▸ **Challenge**:
Scan the entries below. List each line with "title".

▸ **Records from a dataset**:
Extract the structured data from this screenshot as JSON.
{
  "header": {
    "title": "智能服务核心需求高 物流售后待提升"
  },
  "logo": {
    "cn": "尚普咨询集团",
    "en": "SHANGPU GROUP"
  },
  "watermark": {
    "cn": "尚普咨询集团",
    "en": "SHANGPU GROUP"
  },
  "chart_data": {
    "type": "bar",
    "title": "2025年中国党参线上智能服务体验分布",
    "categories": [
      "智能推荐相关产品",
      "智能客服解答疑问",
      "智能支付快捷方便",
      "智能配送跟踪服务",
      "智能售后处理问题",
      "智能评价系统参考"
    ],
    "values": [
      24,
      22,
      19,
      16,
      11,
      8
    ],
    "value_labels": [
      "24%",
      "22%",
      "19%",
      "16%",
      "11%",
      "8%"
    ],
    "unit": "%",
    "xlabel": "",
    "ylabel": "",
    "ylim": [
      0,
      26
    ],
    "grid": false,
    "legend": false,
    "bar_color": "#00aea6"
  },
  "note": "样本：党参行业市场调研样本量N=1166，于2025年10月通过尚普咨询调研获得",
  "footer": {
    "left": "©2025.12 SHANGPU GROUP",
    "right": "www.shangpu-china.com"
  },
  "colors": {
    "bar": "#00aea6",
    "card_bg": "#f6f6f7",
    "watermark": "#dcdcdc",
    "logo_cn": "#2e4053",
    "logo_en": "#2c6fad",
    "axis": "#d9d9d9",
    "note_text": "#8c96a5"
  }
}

▸ **Exercise result**:
    "title": "智能服务核心需求高 物流售后待提升"
    "title": "2025年中国党参线上智能服务体验分布",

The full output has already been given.